Written exercise
Convert everything in the records from the line containing "step-cell[interactable] xyxy=(166,149,183,165)" down to the line containing "step-cell[interactable] xyxy=(362,407,378,423)", both included, into a Markdown table with the columns Row and Entry. Put a row number in Row and the line in Entry, and leave out blank lines.

Provided information
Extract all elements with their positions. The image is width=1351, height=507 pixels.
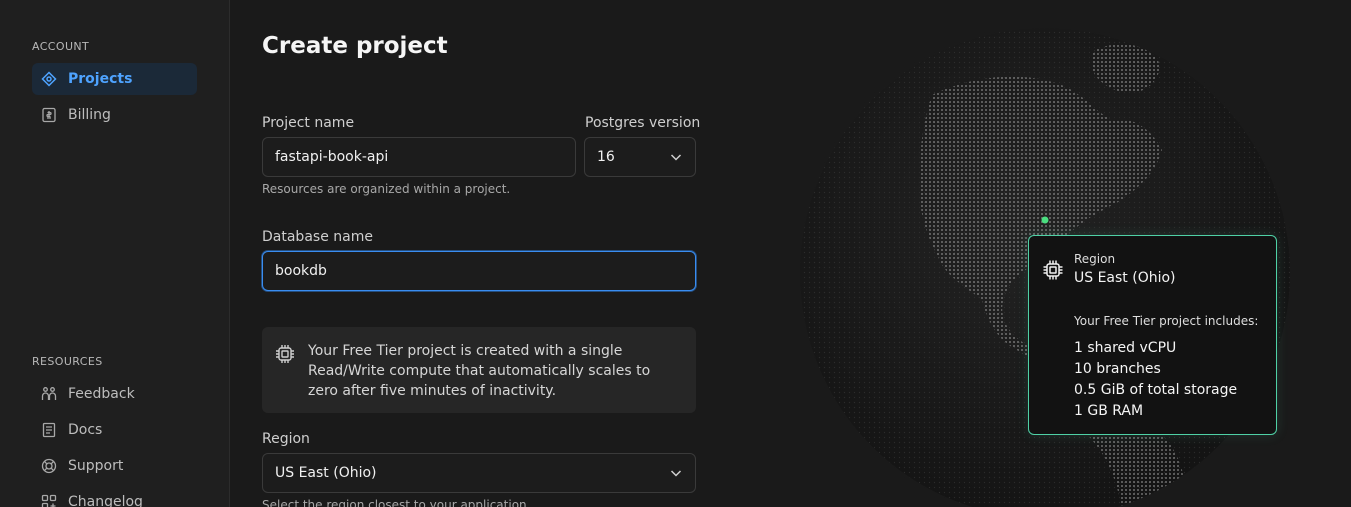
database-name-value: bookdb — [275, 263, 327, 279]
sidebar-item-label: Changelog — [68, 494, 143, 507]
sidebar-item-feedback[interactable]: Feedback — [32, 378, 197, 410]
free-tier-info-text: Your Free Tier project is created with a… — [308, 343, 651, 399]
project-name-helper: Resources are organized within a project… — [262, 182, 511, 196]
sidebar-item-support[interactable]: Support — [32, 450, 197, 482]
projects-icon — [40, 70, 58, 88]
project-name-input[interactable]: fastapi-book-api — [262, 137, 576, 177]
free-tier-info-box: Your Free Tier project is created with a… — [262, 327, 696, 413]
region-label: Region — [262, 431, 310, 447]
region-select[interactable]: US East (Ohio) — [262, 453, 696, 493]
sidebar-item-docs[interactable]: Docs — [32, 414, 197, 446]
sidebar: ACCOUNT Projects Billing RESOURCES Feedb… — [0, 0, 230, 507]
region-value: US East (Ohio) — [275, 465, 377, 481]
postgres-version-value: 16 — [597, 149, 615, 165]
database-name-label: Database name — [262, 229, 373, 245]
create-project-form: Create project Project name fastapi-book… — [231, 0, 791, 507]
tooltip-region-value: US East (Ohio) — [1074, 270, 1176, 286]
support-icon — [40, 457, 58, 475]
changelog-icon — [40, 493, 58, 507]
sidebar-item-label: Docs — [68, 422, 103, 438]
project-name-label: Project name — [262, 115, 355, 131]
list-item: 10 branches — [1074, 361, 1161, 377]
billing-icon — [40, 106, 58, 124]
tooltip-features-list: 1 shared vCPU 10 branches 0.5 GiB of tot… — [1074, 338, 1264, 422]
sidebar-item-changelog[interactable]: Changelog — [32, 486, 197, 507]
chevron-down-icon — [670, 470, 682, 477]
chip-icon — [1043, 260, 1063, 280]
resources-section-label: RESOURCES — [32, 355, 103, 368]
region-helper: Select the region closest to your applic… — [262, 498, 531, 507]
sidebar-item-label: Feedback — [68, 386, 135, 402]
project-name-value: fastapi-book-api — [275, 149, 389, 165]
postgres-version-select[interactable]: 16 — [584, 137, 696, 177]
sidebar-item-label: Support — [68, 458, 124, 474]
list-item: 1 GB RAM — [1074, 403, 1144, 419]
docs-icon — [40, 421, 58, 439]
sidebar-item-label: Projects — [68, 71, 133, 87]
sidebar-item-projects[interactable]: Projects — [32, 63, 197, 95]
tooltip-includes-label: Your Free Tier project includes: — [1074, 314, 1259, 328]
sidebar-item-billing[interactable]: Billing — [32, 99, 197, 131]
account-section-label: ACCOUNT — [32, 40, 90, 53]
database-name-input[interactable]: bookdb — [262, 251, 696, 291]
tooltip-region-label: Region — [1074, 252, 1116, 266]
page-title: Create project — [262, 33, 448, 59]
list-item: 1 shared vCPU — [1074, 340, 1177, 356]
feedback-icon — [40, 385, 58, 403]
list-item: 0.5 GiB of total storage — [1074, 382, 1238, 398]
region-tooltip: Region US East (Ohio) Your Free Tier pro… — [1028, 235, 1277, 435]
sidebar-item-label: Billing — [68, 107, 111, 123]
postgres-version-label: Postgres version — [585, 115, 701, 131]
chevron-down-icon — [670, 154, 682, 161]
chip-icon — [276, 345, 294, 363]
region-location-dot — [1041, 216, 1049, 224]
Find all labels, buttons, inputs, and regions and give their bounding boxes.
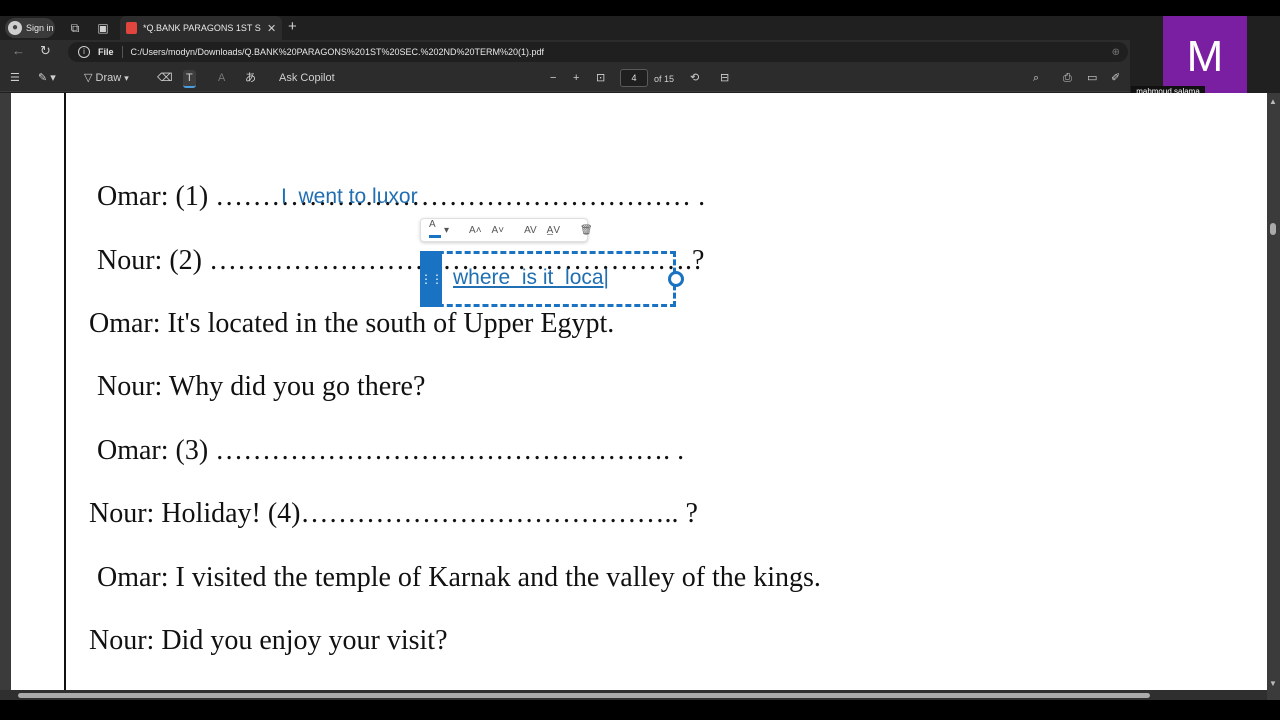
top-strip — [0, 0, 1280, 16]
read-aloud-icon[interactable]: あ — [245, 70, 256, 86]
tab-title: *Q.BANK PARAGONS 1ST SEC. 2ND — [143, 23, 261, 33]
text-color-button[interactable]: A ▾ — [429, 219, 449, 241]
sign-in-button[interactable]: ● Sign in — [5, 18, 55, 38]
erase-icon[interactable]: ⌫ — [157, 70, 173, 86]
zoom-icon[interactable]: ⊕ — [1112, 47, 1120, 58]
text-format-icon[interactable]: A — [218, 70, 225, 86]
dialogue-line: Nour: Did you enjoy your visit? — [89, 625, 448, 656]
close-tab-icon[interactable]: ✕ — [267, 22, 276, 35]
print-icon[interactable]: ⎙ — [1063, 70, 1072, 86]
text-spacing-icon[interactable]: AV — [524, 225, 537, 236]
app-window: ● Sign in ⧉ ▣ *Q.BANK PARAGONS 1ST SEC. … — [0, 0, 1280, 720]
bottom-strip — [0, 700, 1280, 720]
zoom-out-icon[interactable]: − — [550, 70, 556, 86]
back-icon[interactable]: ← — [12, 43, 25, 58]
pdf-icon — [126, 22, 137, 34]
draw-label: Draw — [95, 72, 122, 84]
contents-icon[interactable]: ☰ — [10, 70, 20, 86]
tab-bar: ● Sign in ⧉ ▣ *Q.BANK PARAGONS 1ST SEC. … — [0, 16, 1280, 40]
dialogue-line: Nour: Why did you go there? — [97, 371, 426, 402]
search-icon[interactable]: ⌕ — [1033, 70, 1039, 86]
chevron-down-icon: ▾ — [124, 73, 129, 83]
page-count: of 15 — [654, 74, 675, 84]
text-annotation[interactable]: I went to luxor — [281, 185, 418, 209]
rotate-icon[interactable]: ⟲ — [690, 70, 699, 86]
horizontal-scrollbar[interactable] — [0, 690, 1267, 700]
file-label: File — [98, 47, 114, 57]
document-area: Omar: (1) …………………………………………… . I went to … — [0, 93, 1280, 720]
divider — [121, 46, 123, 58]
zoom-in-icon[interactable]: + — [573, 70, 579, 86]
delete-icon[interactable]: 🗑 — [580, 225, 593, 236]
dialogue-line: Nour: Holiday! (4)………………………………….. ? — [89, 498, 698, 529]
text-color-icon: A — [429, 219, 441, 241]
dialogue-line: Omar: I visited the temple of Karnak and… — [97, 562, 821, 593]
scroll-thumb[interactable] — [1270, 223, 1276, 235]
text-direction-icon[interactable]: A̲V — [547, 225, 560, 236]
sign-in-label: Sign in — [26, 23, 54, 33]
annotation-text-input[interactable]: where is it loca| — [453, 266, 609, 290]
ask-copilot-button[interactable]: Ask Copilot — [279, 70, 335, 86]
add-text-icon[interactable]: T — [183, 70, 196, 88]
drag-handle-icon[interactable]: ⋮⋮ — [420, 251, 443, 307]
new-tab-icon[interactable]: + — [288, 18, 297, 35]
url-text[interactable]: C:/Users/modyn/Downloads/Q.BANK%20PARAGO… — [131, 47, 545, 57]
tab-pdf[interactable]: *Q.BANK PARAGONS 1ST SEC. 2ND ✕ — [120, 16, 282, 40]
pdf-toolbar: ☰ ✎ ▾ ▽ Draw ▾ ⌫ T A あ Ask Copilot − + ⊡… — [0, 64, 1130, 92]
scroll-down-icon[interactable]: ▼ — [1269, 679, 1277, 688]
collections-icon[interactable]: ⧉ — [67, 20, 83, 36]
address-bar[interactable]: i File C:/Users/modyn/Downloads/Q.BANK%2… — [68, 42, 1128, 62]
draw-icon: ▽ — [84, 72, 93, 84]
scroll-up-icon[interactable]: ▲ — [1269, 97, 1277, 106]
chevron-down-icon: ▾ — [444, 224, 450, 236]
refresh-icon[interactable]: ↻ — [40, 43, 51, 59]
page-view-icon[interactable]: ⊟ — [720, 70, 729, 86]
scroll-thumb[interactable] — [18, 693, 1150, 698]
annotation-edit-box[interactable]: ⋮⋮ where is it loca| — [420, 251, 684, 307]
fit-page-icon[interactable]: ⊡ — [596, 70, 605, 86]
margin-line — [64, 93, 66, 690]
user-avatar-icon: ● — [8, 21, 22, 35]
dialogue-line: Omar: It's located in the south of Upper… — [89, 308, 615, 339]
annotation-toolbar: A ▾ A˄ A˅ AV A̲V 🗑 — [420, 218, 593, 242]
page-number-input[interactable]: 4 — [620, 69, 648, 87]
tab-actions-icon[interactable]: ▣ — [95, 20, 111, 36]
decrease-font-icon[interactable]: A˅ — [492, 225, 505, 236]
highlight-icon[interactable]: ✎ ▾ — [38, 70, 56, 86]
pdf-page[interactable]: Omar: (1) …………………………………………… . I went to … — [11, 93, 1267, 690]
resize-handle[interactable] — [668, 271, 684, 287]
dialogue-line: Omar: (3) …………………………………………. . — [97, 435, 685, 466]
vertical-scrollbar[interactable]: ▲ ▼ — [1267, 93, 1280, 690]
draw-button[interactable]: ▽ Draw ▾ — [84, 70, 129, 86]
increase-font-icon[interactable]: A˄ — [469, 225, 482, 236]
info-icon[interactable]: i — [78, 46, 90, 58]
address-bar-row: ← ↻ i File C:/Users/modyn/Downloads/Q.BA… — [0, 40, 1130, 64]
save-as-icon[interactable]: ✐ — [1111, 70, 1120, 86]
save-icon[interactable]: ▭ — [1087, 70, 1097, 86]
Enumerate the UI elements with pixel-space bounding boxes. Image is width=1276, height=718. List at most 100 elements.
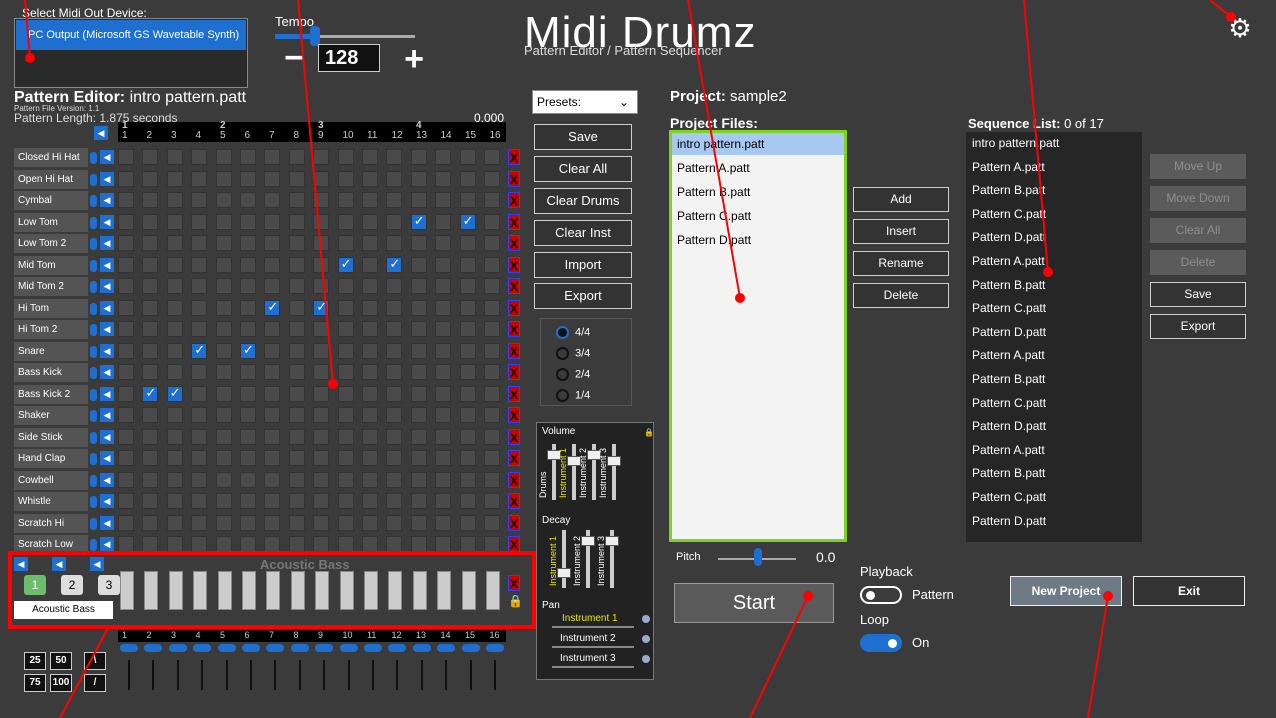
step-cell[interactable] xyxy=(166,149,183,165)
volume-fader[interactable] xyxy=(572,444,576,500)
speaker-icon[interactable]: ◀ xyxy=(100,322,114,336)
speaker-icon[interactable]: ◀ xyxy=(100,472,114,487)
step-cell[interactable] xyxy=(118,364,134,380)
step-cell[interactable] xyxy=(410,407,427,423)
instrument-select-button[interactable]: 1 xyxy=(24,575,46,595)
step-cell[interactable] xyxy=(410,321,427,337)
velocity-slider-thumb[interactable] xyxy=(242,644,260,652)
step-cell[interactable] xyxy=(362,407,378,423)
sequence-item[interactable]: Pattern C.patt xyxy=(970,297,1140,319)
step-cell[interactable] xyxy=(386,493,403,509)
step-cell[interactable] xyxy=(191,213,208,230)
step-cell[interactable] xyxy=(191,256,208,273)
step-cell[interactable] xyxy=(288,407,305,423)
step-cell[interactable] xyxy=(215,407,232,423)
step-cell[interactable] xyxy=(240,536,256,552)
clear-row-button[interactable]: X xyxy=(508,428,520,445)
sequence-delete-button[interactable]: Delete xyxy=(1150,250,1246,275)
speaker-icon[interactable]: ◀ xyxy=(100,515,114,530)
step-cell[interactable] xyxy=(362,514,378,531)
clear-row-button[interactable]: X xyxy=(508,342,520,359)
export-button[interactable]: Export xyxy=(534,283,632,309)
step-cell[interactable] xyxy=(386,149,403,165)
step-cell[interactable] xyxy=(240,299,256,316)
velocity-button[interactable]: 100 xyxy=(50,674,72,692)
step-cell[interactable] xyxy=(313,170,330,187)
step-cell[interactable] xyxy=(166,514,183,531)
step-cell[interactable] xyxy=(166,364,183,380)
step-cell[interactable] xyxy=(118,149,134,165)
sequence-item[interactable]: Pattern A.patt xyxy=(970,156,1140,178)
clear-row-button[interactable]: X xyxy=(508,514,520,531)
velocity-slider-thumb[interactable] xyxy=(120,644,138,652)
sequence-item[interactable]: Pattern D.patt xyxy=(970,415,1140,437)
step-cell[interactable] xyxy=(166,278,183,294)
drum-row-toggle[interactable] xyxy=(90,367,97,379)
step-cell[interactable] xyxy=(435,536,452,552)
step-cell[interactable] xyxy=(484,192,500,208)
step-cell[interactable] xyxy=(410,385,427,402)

Full answer
| Row | Entry |
|---|---|
| 1 | step-cell[interactable] xyxy=(166,149,183,165) |
| 2 | volume-fader[interactable] xyxy=(572,444,576,500) |
| 3 | speaker-icon[interactable]: ◀ xyxy=(100,322,114,336) |
| 4 | speaker-icon[interactable]: ◀ xyxy=(100,472,114,487) |
| 5 | step-cell[interactable] xyxy=(118,364,134,380) |
| 6 | step-cell[interactable] xyxy=(410,407,427,423) |
| 7 | instrument-select-button[interactable]: 1 xyxy=(24,575,46,595) |
| 8 | step-cell[interactable] xyxy=(410,321,427,337) |
| 9 | velocity-slider-thumb[interactable] xyxy=(242,644,260,652) |
| 10 | step-cell[interactable] xyxy=(362,407,378,423) |